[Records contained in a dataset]
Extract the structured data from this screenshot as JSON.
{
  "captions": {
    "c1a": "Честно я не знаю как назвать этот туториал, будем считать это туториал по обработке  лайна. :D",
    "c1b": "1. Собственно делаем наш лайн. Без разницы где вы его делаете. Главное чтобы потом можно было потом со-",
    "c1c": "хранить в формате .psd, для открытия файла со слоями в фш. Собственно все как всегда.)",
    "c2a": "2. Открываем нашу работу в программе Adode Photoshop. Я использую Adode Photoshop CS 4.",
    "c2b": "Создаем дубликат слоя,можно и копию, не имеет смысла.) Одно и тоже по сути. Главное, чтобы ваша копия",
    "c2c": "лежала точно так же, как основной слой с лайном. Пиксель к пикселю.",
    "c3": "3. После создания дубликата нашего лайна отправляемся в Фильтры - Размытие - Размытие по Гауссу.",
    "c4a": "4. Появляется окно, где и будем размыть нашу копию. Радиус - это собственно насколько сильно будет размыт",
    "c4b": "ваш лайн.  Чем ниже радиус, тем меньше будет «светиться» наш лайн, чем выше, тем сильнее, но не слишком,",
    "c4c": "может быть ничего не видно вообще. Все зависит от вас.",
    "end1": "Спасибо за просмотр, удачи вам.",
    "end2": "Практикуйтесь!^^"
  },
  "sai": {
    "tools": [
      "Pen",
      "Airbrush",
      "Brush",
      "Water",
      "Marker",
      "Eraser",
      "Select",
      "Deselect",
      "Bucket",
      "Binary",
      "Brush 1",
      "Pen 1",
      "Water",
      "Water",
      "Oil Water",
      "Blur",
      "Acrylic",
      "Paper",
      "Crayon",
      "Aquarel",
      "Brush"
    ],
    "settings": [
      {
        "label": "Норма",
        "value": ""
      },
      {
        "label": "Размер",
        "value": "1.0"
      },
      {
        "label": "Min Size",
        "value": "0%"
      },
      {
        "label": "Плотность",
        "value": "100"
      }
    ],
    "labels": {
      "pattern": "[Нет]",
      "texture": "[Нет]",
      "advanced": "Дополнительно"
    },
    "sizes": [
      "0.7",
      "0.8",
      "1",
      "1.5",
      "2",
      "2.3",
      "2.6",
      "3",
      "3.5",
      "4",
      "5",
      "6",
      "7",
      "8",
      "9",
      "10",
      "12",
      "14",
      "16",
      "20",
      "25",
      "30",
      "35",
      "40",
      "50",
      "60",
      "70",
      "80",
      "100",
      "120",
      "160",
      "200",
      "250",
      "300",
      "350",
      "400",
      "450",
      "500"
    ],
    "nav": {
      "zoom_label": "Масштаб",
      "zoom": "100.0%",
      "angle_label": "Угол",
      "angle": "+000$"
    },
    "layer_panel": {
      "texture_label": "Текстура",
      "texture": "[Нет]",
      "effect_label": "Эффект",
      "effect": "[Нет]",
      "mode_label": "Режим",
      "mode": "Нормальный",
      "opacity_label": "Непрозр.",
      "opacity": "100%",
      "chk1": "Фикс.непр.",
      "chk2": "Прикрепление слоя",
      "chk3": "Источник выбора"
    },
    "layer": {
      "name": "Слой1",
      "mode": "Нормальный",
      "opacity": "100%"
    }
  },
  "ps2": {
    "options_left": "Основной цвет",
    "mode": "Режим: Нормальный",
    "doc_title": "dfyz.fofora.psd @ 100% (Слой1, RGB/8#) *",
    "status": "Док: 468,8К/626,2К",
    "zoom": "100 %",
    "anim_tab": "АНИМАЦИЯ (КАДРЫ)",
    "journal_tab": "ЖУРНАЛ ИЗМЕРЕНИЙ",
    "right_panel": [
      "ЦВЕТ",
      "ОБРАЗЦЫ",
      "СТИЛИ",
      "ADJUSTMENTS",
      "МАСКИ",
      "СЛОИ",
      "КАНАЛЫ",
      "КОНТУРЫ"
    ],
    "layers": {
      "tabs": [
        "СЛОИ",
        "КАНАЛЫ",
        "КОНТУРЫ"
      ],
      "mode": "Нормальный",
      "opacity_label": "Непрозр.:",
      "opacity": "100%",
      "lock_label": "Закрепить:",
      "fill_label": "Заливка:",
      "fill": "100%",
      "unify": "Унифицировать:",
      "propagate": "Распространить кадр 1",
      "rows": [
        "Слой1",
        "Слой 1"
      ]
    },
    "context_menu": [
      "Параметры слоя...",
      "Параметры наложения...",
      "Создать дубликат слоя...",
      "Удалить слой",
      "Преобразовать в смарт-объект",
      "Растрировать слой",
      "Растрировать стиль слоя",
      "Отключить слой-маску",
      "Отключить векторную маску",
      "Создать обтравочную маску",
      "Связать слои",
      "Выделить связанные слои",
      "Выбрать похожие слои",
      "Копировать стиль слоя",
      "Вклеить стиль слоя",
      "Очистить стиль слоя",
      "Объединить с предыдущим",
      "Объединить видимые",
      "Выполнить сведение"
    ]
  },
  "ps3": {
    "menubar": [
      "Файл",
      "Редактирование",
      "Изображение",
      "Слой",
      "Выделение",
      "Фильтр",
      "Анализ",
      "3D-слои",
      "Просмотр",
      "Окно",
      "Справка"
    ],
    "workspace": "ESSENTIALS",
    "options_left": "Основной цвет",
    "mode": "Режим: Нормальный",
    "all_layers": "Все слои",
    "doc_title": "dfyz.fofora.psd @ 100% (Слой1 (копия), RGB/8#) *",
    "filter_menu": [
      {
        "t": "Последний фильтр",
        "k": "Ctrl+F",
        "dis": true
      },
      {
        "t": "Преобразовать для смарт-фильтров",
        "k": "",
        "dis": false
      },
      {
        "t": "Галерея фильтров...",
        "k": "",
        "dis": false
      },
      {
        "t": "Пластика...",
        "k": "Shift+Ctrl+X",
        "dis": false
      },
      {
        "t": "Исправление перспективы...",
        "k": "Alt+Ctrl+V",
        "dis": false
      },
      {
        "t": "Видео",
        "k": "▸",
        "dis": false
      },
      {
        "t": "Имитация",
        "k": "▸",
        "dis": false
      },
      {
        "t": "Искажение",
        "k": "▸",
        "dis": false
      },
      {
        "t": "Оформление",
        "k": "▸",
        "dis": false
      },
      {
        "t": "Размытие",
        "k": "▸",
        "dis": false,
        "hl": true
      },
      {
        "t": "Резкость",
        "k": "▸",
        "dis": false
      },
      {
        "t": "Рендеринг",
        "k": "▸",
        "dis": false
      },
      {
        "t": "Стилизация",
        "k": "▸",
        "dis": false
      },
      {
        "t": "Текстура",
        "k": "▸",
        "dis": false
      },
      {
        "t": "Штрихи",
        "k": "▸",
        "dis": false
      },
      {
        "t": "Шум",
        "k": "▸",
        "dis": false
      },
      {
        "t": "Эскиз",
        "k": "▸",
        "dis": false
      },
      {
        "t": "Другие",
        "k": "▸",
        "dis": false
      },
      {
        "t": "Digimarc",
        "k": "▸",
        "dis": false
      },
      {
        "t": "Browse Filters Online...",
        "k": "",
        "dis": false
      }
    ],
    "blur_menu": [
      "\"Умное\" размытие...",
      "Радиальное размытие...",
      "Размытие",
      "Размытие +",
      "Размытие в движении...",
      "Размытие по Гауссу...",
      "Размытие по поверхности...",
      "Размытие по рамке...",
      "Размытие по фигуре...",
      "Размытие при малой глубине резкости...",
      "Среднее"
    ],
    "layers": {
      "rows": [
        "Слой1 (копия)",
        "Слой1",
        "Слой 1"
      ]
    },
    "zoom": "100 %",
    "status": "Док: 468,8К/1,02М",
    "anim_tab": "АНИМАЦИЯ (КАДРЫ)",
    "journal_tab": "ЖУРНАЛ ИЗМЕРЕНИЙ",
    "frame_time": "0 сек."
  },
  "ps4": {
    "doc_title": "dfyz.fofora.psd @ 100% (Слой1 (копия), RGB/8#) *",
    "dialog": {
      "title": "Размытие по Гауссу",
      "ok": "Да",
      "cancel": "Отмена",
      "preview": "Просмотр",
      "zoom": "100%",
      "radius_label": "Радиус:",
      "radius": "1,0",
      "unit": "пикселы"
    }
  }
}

● WHAT YOU NEED TO DO: Your answer should be only a number: how many lines of the data above contain the string "Гауссу"?

● FINAL RESULT: 3